== Extracted data ==

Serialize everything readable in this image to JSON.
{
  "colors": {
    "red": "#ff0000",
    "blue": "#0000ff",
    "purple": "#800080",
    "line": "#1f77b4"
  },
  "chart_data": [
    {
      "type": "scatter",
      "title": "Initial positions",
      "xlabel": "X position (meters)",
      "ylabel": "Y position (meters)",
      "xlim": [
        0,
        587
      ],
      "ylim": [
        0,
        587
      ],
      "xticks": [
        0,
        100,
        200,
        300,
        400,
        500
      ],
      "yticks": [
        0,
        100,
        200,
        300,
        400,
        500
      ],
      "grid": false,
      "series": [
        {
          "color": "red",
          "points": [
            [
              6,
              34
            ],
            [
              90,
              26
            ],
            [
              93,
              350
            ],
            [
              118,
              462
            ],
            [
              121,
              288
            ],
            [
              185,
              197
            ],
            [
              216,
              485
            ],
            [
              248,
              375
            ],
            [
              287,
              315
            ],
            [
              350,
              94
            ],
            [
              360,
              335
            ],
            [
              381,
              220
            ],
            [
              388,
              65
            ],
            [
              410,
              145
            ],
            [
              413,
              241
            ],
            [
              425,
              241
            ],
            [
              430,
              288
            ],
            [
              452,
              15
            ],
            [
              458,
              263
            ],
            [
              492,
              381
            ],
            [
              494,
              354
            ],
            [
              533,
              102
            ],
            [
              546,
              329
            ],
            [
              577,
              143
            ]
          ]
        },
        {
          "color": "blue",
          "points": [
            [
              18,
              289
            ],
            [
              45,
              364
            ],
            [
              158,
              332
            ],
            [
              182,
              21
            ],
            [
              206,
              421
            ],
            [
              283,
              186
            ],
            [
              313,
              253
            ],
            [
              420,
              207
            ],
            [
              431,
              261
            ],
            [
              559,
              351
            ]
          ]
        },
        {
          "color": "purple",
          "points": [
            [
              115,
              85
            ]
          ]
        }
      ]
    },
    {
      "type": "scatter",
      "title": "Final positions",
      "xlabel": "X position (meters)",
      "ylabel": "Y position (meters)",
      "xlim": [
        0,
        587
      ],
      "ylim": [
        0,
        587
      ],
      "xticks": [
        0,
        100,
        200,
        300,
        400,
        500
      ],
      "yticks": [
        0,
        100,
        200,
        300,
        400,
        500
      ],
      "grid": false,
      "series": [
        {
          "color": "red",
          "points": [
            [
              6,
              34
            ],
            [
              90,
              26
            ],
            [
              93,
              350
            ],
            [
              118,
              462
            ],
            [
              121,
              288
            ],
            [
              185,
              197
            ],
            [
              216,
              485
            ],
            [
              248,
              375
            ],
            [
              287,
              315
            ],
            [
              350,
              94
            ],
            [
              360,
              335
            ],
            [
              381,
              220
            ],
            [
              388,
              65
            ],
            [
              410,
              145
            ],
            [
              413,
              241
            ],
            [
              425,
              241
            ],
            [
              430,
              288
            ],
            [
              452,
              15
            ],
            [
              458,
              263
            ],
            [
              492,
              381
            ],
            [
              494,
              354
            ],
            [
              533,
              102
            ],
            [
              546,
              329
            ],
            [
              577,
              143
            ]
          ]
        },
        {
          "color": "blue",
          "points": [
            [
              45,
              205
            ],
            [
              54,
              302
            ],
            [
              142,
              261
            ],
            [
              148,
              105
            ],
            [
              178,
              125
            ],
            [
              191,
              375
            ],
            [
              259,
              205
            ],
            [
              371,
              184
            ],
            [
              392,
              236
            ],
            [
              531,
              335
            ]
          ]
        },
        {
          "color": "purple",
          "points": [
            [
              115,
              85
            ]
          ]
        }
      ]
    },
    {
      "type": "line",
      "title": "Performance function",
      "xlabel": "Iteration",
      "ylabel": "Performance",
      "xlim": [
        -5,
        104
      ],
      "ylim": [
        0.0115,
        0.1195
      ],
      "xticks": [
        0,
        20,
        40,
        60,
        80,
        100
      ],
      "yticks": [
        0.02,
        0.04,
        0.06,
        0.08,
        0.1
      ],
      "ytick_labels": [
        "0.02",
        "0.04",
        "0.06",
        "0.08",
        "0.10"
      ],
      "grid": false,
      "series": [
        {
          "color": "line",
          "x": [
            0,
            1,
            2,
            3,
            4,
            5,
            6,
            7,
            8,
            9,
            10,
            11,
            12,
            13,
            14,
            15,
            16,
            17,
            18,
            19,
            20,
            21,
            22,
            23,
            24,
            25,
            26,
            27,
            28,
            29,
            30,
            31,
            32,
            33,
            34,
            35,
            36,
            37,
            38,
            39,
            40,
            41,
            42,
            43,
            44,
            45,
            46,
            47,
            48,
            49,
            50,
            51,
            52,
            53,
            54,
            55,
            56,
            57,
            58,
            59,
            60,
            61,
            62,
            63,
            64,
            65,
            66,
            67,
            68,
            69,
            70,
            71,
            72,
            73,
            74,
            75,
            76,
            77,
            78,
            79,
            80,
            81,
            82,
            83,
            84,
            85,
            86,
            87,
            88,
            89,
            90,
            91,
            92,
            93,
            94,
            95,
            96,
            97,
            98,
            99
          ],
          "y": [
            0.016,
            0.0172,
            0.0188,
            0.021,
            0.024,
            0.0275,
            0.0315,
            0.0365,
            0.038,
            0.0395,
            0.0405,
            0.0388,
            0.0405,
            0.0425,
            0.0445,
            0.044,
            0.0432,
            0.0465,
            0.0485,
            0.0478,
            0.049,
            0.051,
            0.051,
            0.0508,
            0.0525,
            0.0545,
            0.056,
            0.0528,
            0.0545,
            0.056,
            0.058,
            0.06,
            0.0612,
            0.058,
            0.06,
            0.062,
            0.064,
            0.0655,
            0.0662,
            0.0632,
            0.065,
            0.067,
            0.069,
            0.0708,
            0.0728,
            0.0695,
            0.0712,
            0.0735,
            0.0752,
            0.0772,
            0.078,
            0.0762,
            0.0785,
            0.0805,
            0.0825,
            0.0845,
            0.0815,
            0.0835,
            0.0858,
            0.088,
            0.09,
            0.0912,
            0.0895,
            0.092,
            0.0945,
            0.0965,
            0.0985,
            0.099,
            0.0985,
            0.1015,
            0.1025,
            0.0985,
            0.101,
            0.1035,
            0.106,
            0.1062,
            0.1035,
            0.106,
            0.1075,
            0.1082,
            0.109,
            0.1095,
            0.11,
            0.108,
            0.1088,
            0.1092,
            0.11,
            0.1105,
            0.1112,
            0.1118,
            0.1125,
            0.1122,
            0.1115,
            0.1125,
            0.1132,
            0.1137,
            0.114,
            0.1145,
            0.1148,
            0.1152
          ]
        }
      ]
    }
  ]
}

===

- _What to produce_
Please restate the data word for word, every record included.

- _Problem solution_
Serialize everything readable in this image to JSON.
{
  "colors": {
    "red": "#ff0000",
    "blue": "#0000ff",
    "purple": "#800080",
    "line": "#1f77b4"
  },
  "chart_data": [
    {
      "type": "scatter",
      "title": "Initial positions",
      "xlabel": "X position (meters)",
      "ylabel": "Y position (meters)",
      "xlim": [
        0,
        587
      ],
      "ylim": [
        0,
        587
      ],
      "xticks": [
        0,
        100,
        200,
        300,
        400,
        500
      ],
      "yticks": [
        0,
        100,
        200,
        300,
        400,
        500
      ],
      "grid": false,
      "series": [
        {
          "color": "red",
          "points": [
            [
              6,
              34
            ],
            [
              90,
              26
            ],
            [
              93,
              350
            ],
            [
              118,
              462
            ],
            [
              121,
              288
            ],
            [
              185,
              197
            ],
            [
              216,
              485
            ],
            [
              248,
              375
            ],
            [
              287,
              315
            ],
            [
              350,
              94
            ],
            [
              360,
              335
            ],
            [
              381,
              220
            ],
            [
              388,
              65
            ],
            [
              410,
              145
            ],
            [
              413,
              241
            ],
            [
              425,
              241
            ],
            [
              430,
              288
            ],
            [
              452,
              15
            ],
            [
              458,
              263
            ],
            [
              492,
              381
            ],
            [
              494,
              354
            ],
            [
              533,
              102
            ],
            [
              546,
              329
            ],
            [
              577,
              143
            ]
          ]
        },
        {
          "color": "blue",
          "points": [
            [
              18,
              289
            ],
            [
              45,
              364
            ],
            [
              158,
              332
            ],
            [
              182,
              21
            ],
            [
              206,
              421
            ],
            [
              283,
              186
            ],
            [
              313,
              253
            ],
            [
              420,
              207
            ],
            [
              431,
              261
            ],
            [
              559,
              351
            ]
          ]
        },
        {
          "color": "purple",
          "points": [
            [
              115,
              85
            ]
          ]
        }
      ]
    },
    {
      "type": "scatter",
      "title": "Final positions",
      "xlabel": "X position (meters)",
      "ylabel": "Y position (meters)",
      "xlim": [
        0,
        587
      ],
      "ylim": [
        0,
        587
      ],
      "xticks": [
        0,
        100,
        200,
        300,
        400,
        500
      ],
      "yticks": [
        0,
        100,
        200,
        300,
        400,
        500
      ],
      "grid": false,
      "series": [
        {
          "color": "red",
          "points": [
            [
              6,
              34
            ],
            [
              90,
              26
            ],
            [
              93,
              350
            ],
            [
              118,
              462
            ],
            [
              121,
              288
            ],
            [
              185,
              197
            ],
            [
              216,
              485
            ],
            [
              248,
              375
            ],
            [
              287,
              315
            ],
            [
              350,
              94
            ],
            [
              360,
              335
            ],
            [
              381,
              220
            ],
            [
              388,
              65
            ],
            [
              410,
              145
            ],
            [
              413,
              241
            ],
            [
              425,
              241
            ],
            [
              430,
              288
            ],
            [
              452,
              15
            ],
            [
              458,
              263
            ],
            [
              492,
              381
            ],
            [
              494,
              354
            ],
            [
              533,
              102
            ],
            [
              546,
              329
            ],
            [
              577,
              143
            ]
          ]
        },
        {
          "color": "blue",
          "points": [
            [
              45,
              205
            ],
            [
              54,
              302
            ],
            [
              142,
              261
            ],
            [
              148,
              105
            ],
            [
              178,
              125
            ],
            [
              191,
              375
            ],
            [
              259,
              205
            ],
            [
              371,
              184
            ],
            [
              392,
              236
            ],
            [
              531,
              335
            ]
          ]
        },
        {
          "color": "purple",
          "points": [
            [
              115,
              85
            ]
          ]
        }
      ]
    },
    {
      "type": "line",
      "title": "Performance function",
      "xlabel": "Iteration",
      "ylabel": "Performance",
      "xlim": [
        -5,
        104
      ],
      "ylim": [
        0.0115,
        0.1195
      ],
      "xticks": [
        0,
        20,
        40,
        60,
        80,
        100
      ],
      "yticks": [
        0.02,
        0.04,
        0.06,
        0.08,
        0.1
      ],
      "ytick_labels": [
        "0.02",
        "0.04",
        "0.06",
        "0.08",
        "0.10"
      ],
      "grid": false,
      "series": [
        {
          "color": "line",
          "x": [
            0,
            1,
            2,
            3,
            4,
            5,
            6,
            7,
            8,
            9,
            10,
            11,
            12,
            13,
            14,
            15,
            16,
            17,
            18,
            19,
            20,
            21,
            22,
            23,
            24,
            25,
            26,
            27,
            28,
            29,
            30,
            31,
            32,
            33,
            34,
            35,
            36,
            37,
            38,
            39,
            40,
            41,
            42,
            43,
            44,
            45,
            46,
            47,
            48,
            49,
            50,
            51,
            52,
            53,
            54,
            55,
            56,
            57,
            58,
            59,
            60,
            61,
            62,
            63,
            64,
            65,
            66,
            67,
            68,
            69,
            70,
            71,
            72,
            73,
            74,
            75,
            76,
            77,
            78,
            79,
            80,
            81,
            82,
            83,
            84,
            85,
            86,
            87,
            88,
            89,
            90,
            91,
            92,
            93,
            94,
            95,
            96,
            97,
            98,
            99
          ],
          "y": [
            0.016,
            0.0172,
            0.0188,
            0.021,
            0.024,
            0.0275,
            0.0315,
            0.0365,
            0.038,
            0.0395,
            0.0405,
            0.0388,
            0.0405,
            0.0425,
            0.0445,
            0.044,
            0.0432,
            0.0465,
            0.0485,
            0.0478,
            0.049,
            0.051,
            0.051,
            0.0508,
            0.0525,
            0.0545,
            0.056,
            0.0528,
            0.0545,
            0.056,
            0.058,
            0.06,
            0.0612,
            0.058,
            0.06,
            0.062,
            0.064,
            0.0655,
            0.0662,
            0.0632,
            0.065,
            0.067,
            0.069,
            0.0708,
            0.0728,
            0.0695,
            0.0712,
            0.0735,
            0.0752,
            0.0772,
            0.078,
            0.0762,
            0.0785,
            0.0805,
            0.0825,
            0.0845,
            0.0815,
            0.0835,
            0.0858,
            0.088,
            0.09,
            0.0912,
            0.0895,
            0.092,
            0.0945,
            0.0965,
            0.0985,
            0.099,
            0.0985,
            0.1015,
            0.1025,
            0.0985,
            0.101,
            0.1035,
            0.106,
            0.1062,
            0.1035,
            0.106,
            0.1075,
            0.1082,
            0.109,
            0.1095,
            0.11,
            0.108,
            0.1088,
            0.1092,
            0.11,
            0.1105,
            0.1112,
            0.1118,
            0.1125,
            0.1122,
            0.1115,
            0.1125,
            0.1132,
            0.1137,
            0.114,
            0.1145,
            0.1148,
            0.1152
          ]
        }
      ]
    }
  ]
}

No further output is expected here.